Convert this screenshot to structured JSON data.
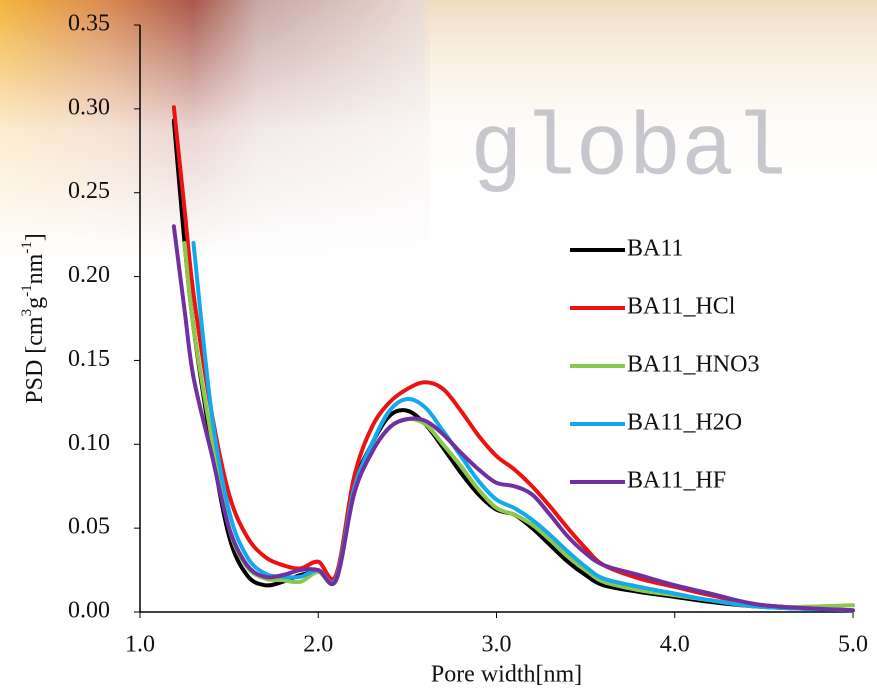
{
  "background_text": "global",
  "chart_data": {
    "type": "line",
    "xlabel": "Pore width[nm]",
    "ylabel": [
      {
        "text": "PSD [cm"
      },
      {
        "text": "3",
        "sup": true
      },
      {
        "text": "g"
      },
      {
        "text": "-1",
        "sup": true
      },
      {
        "text": "nm"
      },
      {
        "text": "-1",
        "sup": true
      },
      {
        "text": "]"
      }
    ],
    "x": [
      1.19,
      1.25,
      1.3,
      1.4,
      1.5,
      1.6,
      1.7,
      1.8,
      1.9,
      2.0,
      2.1,
      2.2,
      2.3,
      2.4,
      2.5,
      2.6,
      2.7,
      2.8,
      2.9,
      3.0,
      3.1,
      3.2,
      3.3,
      3.4,
      3.5,
      3.6,
      3.8,
      4.0,
      4.2,
      4.5,
      5.0
    ],
    "series": [
      {
        "name": "BA11",
        "color": "#000000",
        "values": [
          0.293,
          0.22,
          0.17,
          0.1,
          0.045,
          0.022,
          0.016,
          0.018,
          0.022,
          0.024,
          0.022,
          0.075,
          0.1,
          0.117,
          0.12,
          0.112,
          0.098,
          0.083,
          0.07,
          0.061,
          0.058,
          0.05,
          0.04,
          0.03,
          0.022,
          0.016,
          0.012,
          0.009,
          0.006,
          0.003,
          0.001
        ]
      },
      {
        "name": "BA11_HCl",
        "color": "#ee1111",
        "values": [
          0.301,
          0.24,
          0.19,
          0.12,
          0.07,
          0.045,
          0.033,
          0.028,
          0.026,
          0.03,
          0.022,
          0.08,
          0.11,
          0.125,
          0.133,
          0.137,
          0.133,
          0.12,
          0.105,
          0.093,
          0.085,
          0.075,
          0.063,
          0.05,
          0.038,
          0.028,
          0.02,
          0.015,
          0.01,
          0.004,
          0.001
        ]
      },
      {
        "name": "BA11_HNO3",
        "color": "#8cc84b",
        "values": [
          null,
          0.22,
          0.17,
          0.105,
          0.05,
          0.027,
          0.02,
          0.019,
          0.018,
          0.024,
          0.019,
          0.07,
          0.095,
          0.11,
          0.115,
          0.112,
          0.1,
          0.087,
          0.073,
          0.062,
          0.058,
          0.052,
          0.043,
          0.033,
          0.025,
          0.018,
          0.013,
          0.01,
          0.007,
          0.003,
          0.004
        ]
      },
      {
        "name": "BA11_H2O",
        "color": "#11aaee",
        "values": [
          null,
          null,
          0.22,
          0.12,
          0.06,
          0.033,
          0.023,
          0.021,
          0.021,
          0.025,
          0.02,
          0.073,
          0.1,
          0.12,
          0.127,
          0.122,
          0.108,
          0.093,
          0.078,
          0.067,
          0.062,
          0.055,
          0.046,
          0.036,
          0.027,
          0.02,
          0.015,
          0.011,
          0.007,
          0.003,
          0.001
        ]
      },
      {
        "name": "BA11_HF",
        "color": "#7030a0",
        "values": [
          0.23,
          0.18,
          0.14,
          0.095,
          0.05,
          0.028,
          0.021,
          0.022,
          0.025,
          0.025,
          0.019,
          0.07,
          0.095,
          0.11,
          0.115,
          0.114,
          0.106,
          0.095,
          0.085,
          0.077,
          0.075,
          0.07,
          0.058,
          0.045,
          0.035,
          0.028,
          0.022,
          0.016,
          0.011,
          0.004,
          0.001
        ]
      }
    ],
    "xlim": [
      1.0,
      5.0
    ],
    "xticks": [
      {
        "value": 1.0,
        "label": "1.0"
      },
      {
        "value": 2.0,
        "label": "2.0"
      },
      {
        "value": 3.0,
        "label": "3.0"
      },
      {
        "value": 4.0,
        "label": "4.0"
      },
      {
        "value": 5.0,
        "label": "5.0"
      }
    ],
    "ylim": [
      0,
      0.35
    ],
    "yticks": [
      {
        "value": 0,
        "label": "0.00"
      },
      {
        "value": 0.05,
        "label": "0.05"
      },
      {
        "value": 0.1,
        "label": "0.10"
      },
      {
        "value": 0.15,
        "label": "0.15"
      },
      {
        "value": 0.2,
        "label": "0.20"
      },
      {
        "value": 0.25,
        "label": "0.25"
      },
      {
        "value": 0.3,
        "label": "0.30"
      },
      {
        "value": 0.35,
        "label": "0.35"
      }
    ],
    "grid": false,
    "legend_position": "right"
  }
}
|---|
■ TASK OBJECTIVE
Leave out the pictures and return every record word for word.

■ SOLUTION
Convert this screenshot to structured JSON data.
{
  "background_text": "global",
  "chart_data": {
    "type": "line",
    "xlabel": "Pore width[nm]",
    "ylabel": [
      {
        "text": "PSD [cm"
      },
      {
        "text": "3",
        "sup": true
      },
      {
        "text": "g"
      },
      {
        "text": "-1",
        "sup": true
      },
      {
        "text": "nm"
      },
      {
        "text": "-1",
        "sup": true
      },
      {
        "text": "]"
      }
    ],
    "x": [
      1.19,
      1.25,
      1.3,
      1.4,
      1.5,
      1.6,
      1.7,
      1.8,
      1.9,
      2.0,
      2.1,
      2.2,
      2.3,
      2.4,
      2.5,
      2.6,
      2.7,
      2.8,
      2.9,
      3.0,
      3.1,
      3.2,
      3.3,
      3.4,
      3.5,
      3.6,
      3.8,
      4.0,
      4.2,
      4.5,
      5.0
    ],
    "series": [
      {
        "name": "BA11",
        "color": "#000000",
        "values": [
          0.293,
          0.22,
          0.17,
          0.1,
          0.045,
          0.022,
          0.016,
          0.018,
          0.022,
          0.024,
          0.022,
          0.075,
          0.1,
          0.117,
          0.12,
          0.112,
          0.098,
          0.083,
          0.07,
          0.061,
          0.058,
          0.05,
          0.04,
          0.03,
          0.022,
          0.016,
          0.012,
          0.009,
          0.006,
          0.003,
          0.001
        ]
      },
      {
        "name": "BA11_HCl",
        "color": "#ee1111",
        "values": [
          0.301,
          0.24,
          0.19,
          0.12,
          0.07,
          0.045,
          0.033,
          0.028,
          0.026,
          0.03,
          0.022,
          0.08,
          0.11,
          0.125,
          0.133,
          0.137,
          0.133,
          0.12,
          0.105,
          0.093,
          0.085,
          0.075,
          0.063,
          0.05,
          0.038,
          0.028,
          0.02,
          0.015,
          0.01,
          0.004,
          0.001
        ]
      },
      {
        "name": "BA11_HNO3",
        "color": "#8cc84b",
        "values": [
          null,
          0.22,
          0.17,
          0.105,
          0.05,
          0.027,
          0.02,
          0.019,
          0.018,
          0.024,
          0.019,
          0.07,
          0.095,
          0.11,
          0.115,
          0.112,
          0.1,
          0.087,
          0.073,
          0.062,
          0.058,
          0.052,
          0.043,
          0.033,
          0.025,
          0.018,
          0.013,
          0.01,
          0.007,
          0.003,
          0.004
        ]
      },
      {
        "name": "BA11_H2O",
        "color": "#11aaee",
        "values": [
          null,
          null,
          0.22,
          0.12,
          0.06,
          0.033,
          0.023,
          0.021,
          0.021,
          0.025,
          0.02,
          0.073,
          0.1,
          0.12,
          0.127,
          0.122,
          0.108,
          0.093,
          0.078,
          0.067,
          0.062,
          0.055,
          0.046,
          0.036,
          0.027,
          0.02,
          0.015,
          0.011,
          0.007,
          0.003,
          0.001
        ]
      },
      {
        "name": "BA11_HF",
        "color": "#7030a0",
        "values": [
          0.23,
          0.18,
          0.14,
          0.095,
          0.05,
          0.028,
          0.021,
          0.022,
          0.025,
          0.025,
          0.019,
          0.07,
          0.095,
          0.11,
          0.115,
          0.114,
          0.106,
          0.095,
          0.085,
          0.077,
          0.075,
          0.07,
          0.058,
          0.045,
          0.035,
          0.028,
          0.022,
          0.016,
          0.011,
          0.004,
          0.001
        ]
      }
    ],
    "xlim": [
      1.0,
      5.0
    ],
    "xticks": [
      {
        "value": 1.0,
        "label": "1.0"
      },
      {
        "value": 2.0,
        "label": "2.0"
      },
      {
        "value": 3.0,
        "label": "3.0"
      },
      {
        "value": 4.0,
        "label": "4.0"
      },
      {
        "value": 5.0,
        "label": "5.0"
      }
    ],
    "ylim": [
      0,
      0.35
    ],
    "yticks": [
      {
        "value": 0,
        "label": "0.00"
      },
      {
        "value": 0.05,
        "label": "0.05"
      },
      {
        "value": 0.1,
        "label": "0.10"
      },
      {
        "value": 0.15,
        "label": "0.15"
      },
      {
        "value": 0.2,
        "label": "0.20"
      },
      {
        "value": 0.25,
        "label": "0.25"
      },
      {
        "value": 0.3,
        "label": "0.30"
      },
      {
        "value": 0.35,
        "label": "0.35"
      }
    ],
    "grid": false,
    "legend_position": "right"
  }
}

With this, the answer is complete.